==== DATASET RECORDS

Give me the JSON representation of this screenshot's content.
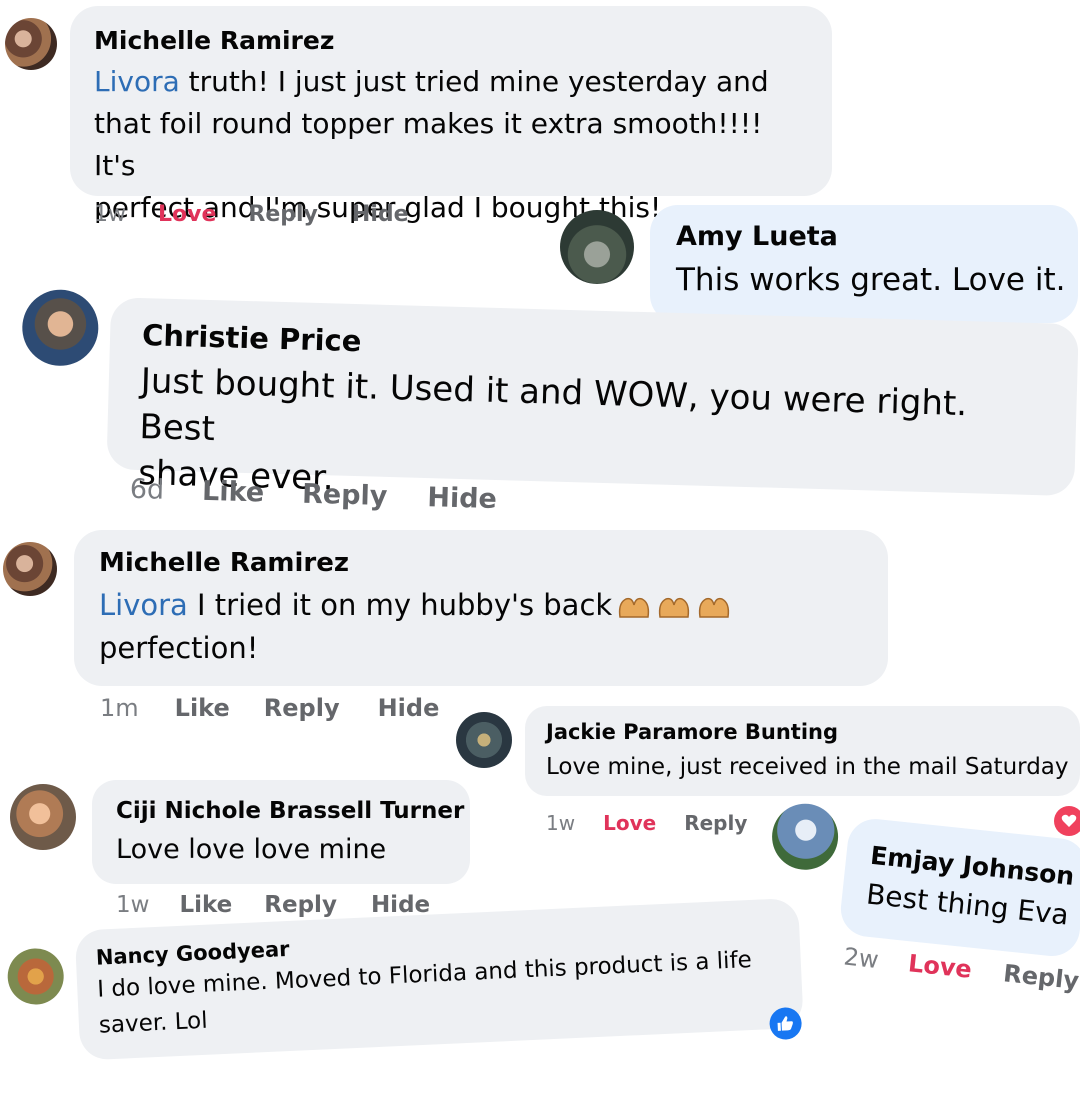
{
  "comments": [
    {
      "author": "Michelle Ramirez",
      "mention": "Livora",
      "text_lines": [
        " truth! I just just tried mine yesterday and",
        "that foil round topper makes it extra smooth!!!! It's",
        "perfect and I'm super glad I bought this!"
      ],
      "time": "1w",
      "reaction": "Love",
      "reply": "Reply",
      "hide": "Hide"
    },
    {
      "author": "Amy Lueta",
      "text": "This works great. Love it."
    },
    {
      "author": "Christie Price",
      "text_lines": [
        "Just bought it. Used it and WOW, you were right. Best",
        "shave ever."
      ],
      "time": "6d",
      "reaction": "Like",
      "reply": "Reply",
      "hide": "Hide"
    },
    {
      "author": "Michelle Ramirez",
      "mention": "Livora",
      "text_lines": [
        " I tried it on my hubby's back",
        "perfection!"
      ],
      "emoji": "raising-hands-emoji",
      "time": "1m",
      "reaction": "Like",
      "reply": "Reply",
      "hide": "Hide"
    },
    {
      "author": "Jackie Paramore Bunting",
      "text": "Love mine, just received in the mail Saturday",
      "time": "1w",
      "reaction": "Love",
      "reply": "Reply",
      "badge_icon": "heart-reaction-icon"
    },
    {
      "author": "Ciji Nichole Brassell Turner",
      "text": "Love love love mine",
      "time": "1w",
      "reaction": "Like",
      "reply": "Reply",
      "hide": "Hide"
    },
    {
      "author": "Emjay Johnson",
      "text": "Best thing Eva",
      "time": "2w",
      "reaction": "Love",
      "reply": "Reply"
    },
    {
      "author": "Nancy Goodyear",
      "text_lines": [
        "I do love mine. Moved to Florida and this product is a life",
        "saver. Lol"
      ],
      "badge_icon": "like-reaction-icon"
    }
  ],
  "colors": {
    "bubble": "#eef0f3",
    "bubble_blue": "#e8f1fc",
    "mention": "#2d6db5",
    "love": "#e0335a",
    "action": "#65676b",
    "like_badge": "#1877f2",
    "heart_badge": "#f0415d"
  }
}
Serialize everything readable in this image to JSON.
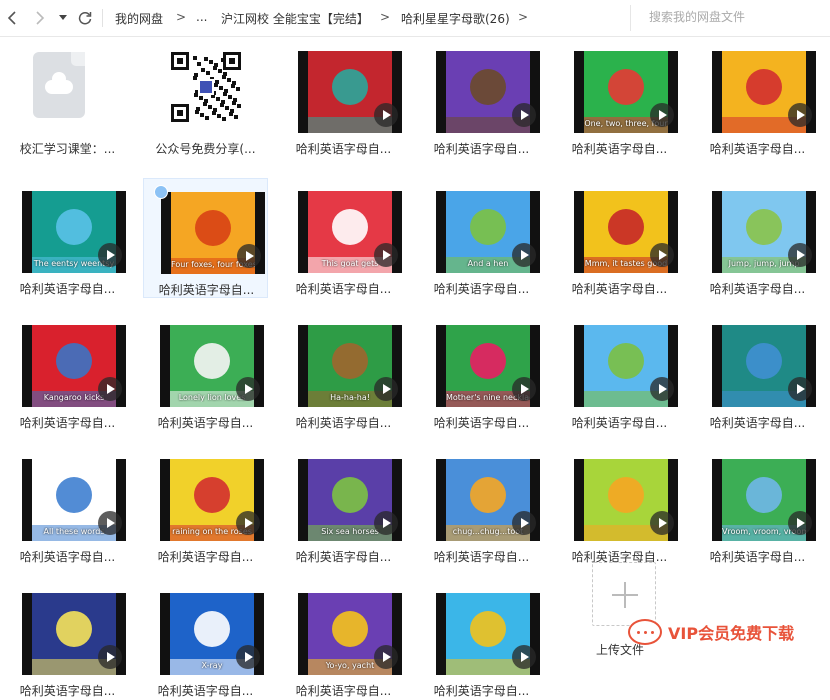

========

STATED TASK ::
In the lines above, find each one with "mine" and list it.

EXERCISE OUTPUT ::
        " truth! I just just tried mine yesterday and",
      "text": "Love mine, just received in the mail Saturday",
      "text": "Love love love mine",
        "I do love mine. Moved to Florida and this product is a life",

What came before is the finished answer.